Part of a data file
__________
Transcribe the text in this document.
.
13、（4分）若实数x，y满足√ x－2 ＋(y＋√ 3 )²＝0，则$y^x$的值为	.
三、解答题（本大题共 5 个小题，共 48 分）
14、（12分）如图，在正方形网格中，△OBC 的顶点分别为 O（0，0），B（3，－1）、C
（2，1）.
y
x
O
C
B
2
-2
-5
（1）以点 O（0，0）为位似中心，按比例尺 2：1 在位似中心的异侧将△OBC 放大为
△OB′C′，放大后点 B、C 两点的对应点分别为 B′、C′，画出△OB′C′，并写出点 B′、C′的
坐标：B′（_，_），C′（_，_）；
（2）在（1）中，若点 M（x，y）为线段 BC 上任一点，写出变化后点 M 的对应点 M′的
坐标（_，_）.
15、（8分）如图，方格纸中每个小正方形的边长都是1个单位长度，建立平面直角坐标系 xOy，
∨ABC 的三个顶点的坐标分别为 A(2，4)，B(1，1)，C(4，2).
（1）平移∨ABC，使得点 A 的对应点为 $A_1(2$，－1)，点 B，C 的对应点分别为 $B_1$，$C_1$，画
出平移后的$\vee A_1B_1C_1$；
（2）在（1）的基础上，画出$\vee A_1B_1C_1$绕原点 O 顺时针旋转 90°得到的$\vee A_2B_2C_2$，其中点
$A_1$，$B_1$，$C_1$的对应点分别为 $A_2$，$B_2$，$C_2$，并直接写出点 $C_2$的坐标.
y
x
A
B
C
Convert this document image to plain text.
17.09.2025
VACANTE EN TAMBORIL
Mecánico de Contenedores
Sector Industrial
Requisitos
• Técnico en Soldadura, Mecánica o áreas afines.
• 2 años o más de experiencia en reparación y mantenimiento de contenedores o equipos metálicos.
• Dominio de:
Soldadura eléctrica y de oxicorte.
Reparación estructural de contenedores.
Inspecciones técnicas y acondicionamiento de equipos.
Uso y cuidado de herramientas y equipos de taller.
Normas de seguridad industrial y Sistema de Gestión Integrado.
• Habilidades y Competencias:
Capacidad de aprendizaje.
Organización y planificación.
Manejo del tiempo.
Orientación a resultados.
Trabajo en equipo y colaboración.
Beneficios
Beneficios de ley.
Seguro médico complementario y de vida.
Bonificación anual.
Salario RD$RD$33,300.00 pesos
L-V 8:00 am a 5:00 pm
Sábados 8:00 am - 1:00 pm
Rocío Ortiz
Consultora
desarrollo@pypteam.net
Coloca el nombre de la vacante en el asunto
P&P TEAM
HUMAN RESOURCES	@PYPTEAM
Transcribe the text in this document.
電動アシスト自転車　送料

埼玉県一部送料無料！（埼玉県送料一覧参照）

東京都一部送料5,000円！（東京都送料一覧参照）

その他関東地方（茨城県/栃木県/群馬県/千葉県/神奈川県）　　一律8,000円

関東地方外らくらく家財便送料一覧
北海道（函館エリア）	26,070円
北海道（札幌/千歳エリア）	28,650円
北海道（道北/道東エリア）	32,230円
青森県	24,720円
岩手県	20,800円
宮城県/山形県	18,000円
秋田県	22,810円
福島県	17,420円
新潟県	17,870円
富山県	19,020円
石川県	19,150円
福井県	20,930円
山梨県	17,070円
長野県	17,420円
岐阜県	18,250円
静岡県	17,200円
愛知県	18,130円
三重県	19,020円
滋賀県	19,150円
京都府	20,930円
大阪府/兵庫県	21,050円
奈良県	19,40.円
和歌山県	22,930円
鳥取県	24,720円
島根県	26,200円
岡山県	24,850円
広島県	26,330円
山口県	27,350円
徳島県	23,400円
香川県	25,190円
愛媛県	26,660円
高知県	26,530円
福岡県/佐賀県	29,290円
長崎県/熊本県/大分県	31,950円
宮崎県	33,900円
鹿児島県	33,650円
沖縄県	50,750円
__________
*Work required:*
Quote the listing in full, please, keeping every line exact.

*Correct result:*
Transcribe the text in this document.
.
13、（4分）若实数x，y满足√ x－2 ＋(y＋√ 3 )²＝0，则$y^x$的值为	.
三、解答题（本大题共 5 个小题，共 48 分）
14、（12分）如图，在正方形网格中，△OBC 的顶点分别为 O（0，0），B（3，－1）、C
（2，1）.
y
x
O
C
B
2
-2
-5
（1）以点 O（0，0）为位似中心，按比例尺 2：1 在位似中心的异侧将△OBC 放大为
△OB′C′，放大后点 B、C 两点的对应点分别为 B′、C′，画出△OB′C′，并写出点 B′、C′的
坐标：B′（_，_），C′（_，_）；
（2）在（1）中，若点 M（x，y）为线段 BC 上任一点，写出变化后点 M 的对应点 M′的
坐标（_，_）.
15、（8分）如图，方格纸中每个小正方形的边长都是1个单位长度，建立平面直角坐标系 xOy，
∨ABC 的三个顶点的坐标分别为 A(2，4)，B(1，1)，C(4，2).
（1）平移∨ABC，使得点 A 的对应点为 $A_1(2$，－1)，点 B，C 的对应点分别为 $B_1$，$C_1$，画
出平移后的$\vee A_1B_1C_1$；
（2）在（1）的基础上，画出$\vee A_1B_1C_1$绕原点 O 顺时针旋转 90°得到的$\vee A_2B_2C_2$，其中点
$A_1$，$B_1$，$C_1$的对应点分别为 $A_2$，$B_2$，$C_2$，并直接写出点 $C_2$的坐标.
y
x
A
B
C
Convert this document image to plain text.
17.09.2025
VACANTE EN TAMBORIL
Mecánico de Contenedores
Sector Industrial
Requisitos
• Técnico en Soldadura, Mecánica o áreas afines.
• 2 años o más de experiencia en reparación y mantenimiento de contenedores o equipos metálicos.
• Dominio de:
Soldadura eléctrica y de oxicorte.
Reparación estructural de contenedores.
Inspecciones técnicas y acondicionamiento de equipos.
Uso y cuidado de herramientas y equipos de taller.
Normas de seguridad industrial y Sistema de Gestión Integrado.
• Habilidades y Competencias:
Capacidad de aprendizaje.
Organización y planificación.
Manejo del tiempo.
Orientación a resultados.
Trabajo en equipo y colaboración.
Beneficios
Beneficios de ley.
Seguro médico complementario y de vida.
Bonificación anual.
Salario RD$RD$33,300.00 pesos
L-V 8:00 am a 5:00 pm
Sábados 8:00 am - 1:00 pm
Rocío Ortiz
Consultora
desarrollo@pypteam.net
Coloca el nombre de la vacante en el asunto
P&P TEAM
HUMAN RESOURCES	@PYPTEAM
Transcribe the text in this document.
電動アシスト自転車　送料

埼玉県一部送料無料！（埼玉県送料一覧参照）

東京都一部送料5,000円！（東京都送料一覧参照）

その他関東地方（茨城県/栃木県/群馬県/千葉県/神奈川県）　　一律8,000円

関東地方外らくらく家財便送料一覧
北海道（函館エリア）	26,070円
北海道（札幌/千歳エリア）	28,650円
北海道（道北/道東エリア）	32,230円
青森県	24,720円
岩手県	20,800円
宮城県/山形県	18,000円
秋田県	22,810円
福島県	17,420円
新潟県	17,870円
富山県	19,020円
石川県	19,150円
福井県	20,930円
山梨県	17,070円
長野県	17,420円
岐阜県	18,250円
静岡県	17,200円
愛知県	18,130円
三重県	19,020円
滋賀県	19,150円
京都府	20,930円
大阪府/兵庫県	21,050円
奈良県	19,40.円
和歌山県	22,930円
鳥取県	24,720円
島根県	26,200円
岡山県	24,850円
広島県	26,330円
山口県	27,350円
徳島県	23,400円
香川県	25,190円
愛媛県	26,660円
高知県	26,530円
福岡県/佐賀県	29,290円
長崎県/熊本県/大分県	31,950円
宮崎県	33,900円
鹿児島県	33,650円
沖縄県	50,750円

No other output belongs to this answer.